[start of Available records]
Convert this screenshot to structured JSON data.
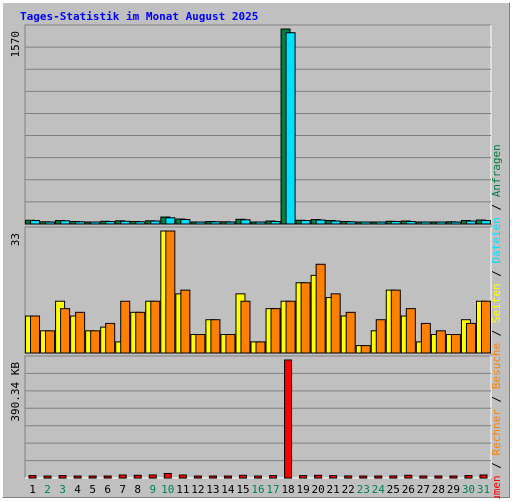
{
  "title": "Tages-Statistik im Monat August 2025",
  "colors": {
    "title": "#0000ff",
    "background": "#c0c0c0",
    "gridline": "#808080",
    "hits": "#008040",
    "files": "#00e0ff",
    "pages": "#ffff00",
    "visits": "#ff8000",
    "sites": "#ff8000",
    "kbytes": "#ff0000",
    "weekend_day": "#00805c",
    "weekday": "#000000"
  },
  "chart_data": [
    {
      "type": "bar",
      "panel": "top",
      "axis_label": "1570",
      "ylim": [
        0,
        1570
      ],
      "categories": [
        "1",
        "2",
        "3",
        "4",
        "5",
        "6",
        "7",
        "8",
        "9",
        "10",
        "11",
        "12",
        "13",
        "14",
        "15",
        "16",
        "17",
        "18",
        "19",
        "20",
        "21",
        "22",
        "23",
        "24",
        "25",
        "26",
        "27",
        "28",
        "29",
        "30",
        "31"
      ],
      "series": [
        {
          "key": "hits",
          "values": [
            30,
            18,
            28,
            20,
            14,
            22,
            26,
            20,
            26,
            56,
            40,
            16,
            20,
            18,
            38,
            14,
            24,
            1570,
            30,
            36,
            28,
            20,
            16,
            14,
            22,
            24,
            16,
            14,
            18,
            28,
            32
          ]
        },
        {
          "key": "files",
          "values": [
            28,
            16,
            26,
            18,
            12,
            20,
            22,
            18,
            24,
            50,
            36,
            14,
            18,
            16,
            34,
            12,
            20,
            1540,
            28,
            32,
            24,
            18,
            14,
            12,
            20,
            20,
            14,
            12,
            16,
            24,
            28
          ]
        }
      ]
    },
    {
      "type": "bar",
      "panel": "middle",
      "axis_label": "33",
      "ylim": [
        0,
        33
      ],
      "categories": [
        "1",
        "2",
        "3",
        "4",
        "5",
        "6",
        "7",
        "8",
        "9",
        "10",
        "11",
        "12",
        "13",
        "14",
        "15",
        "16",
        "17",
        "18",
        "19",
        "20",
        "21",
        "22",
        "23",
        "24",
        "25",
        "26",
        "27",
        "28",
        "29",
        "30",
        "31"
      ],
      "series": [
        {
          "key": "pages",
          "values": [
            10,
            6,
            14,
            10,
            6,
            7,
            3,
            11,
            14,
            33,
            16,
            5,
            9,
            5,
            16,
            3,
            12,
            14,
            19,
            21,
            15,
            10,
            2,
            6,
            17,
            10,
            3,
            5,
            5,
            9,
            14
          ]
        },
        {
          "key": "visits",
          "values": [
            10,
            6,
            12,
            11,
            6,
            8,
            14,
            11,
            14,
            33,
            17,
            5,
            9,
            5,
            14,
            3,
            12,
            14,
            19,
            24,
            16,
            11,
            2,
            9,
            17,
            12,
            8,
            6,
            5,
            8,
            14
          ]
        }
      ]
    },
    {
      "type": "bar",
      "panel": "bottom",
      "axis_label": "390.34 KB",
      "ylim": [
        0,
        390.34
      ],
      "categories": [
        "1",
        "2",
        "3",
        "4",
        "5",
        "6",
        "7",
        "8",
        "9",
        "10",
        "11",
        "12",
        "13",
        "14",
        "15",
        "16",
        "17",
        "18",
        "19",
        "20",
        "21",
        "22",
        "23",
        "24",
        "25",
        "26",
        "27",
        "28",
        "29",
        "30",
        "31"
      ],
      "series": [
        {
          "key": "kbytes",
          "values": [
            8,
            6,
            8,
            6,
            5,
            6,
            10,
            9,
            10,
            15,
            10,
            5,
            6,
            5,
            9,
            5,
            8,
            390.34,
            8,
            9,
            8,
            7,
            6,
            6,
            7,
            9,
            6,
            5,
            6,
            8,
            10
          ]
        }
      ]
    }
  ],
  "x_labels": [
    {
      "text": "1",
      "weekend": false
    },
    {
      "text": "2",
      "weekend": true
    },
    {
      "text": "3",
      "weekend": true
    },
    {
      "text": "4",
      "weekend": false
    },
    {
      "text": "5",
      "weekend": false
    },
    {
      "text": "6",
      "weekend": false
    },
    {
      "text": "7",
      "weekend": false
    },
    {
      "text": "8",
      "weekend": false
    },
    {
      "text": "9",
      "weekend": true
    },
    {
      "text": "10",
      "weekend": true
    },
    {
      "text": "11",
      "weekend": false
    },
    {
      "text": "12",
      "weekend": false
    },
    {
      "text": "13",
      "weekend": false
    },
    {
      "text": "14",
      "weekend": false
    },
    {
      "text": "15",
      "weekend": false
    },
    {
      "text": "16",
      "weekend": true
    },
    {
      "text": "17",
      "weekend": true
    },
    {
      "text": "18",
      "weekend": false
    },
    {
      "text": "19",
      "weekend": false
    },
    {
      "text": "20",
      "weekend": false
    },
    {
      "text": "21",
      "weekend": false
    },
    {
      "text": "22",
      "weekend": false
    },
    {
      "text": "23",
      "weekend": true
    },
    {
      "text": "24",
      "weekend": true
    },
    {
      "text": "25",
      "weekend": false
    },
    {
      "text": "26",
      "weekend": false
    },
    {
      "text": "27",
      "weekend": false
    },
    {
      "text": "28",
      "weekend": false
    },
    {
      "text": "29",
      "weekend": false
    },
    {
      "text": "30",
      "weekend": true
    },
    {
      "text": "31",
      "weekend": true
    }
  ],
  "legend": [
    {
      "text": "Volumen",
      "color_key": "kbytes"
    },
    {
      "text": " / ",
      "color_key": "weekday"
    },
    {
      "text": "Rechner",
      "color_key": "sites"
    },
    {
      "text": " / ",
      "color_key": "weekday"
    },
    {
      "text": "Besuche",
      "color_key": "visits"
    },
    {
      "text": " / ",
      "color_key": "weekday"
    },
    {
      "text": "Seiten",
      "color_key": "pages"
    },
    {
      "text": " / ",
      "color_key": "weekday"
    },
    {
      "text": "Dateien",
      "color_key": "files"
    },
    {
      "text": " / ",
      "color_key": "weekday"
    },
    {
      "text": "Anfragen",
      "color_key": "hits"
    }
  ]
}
[end of Available records]
[start of Available records]
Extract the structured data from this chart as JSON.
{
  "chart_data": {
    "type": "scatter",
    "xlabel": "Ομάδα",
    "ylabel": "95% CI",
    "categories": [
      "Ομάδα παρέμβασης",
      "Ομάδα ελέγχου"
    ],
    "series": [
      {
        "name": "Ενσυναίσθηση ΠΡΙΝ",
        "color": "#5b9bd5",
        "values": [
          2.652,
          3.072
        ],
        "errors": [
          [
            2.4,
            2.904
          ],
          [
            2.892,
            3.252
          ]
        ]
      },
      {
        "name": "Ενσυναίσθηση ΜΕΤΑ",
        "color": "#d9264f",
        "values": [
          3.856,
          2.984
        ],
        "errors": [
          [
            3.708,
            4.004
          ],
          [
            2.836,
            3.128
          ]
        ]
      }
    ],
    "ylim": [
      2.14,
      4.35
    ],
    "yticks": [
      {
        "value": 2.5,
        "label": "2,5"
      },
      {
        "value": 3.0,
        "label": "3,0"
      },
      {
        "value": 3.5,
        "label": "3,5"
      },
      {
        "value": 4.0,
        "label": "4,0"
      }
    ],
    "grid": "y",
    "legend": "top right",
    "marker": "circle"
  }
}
[end of Available records]
Direction |
Find every line with the word "name" and state how many there are, with no other words.

Answer for this exercise |
2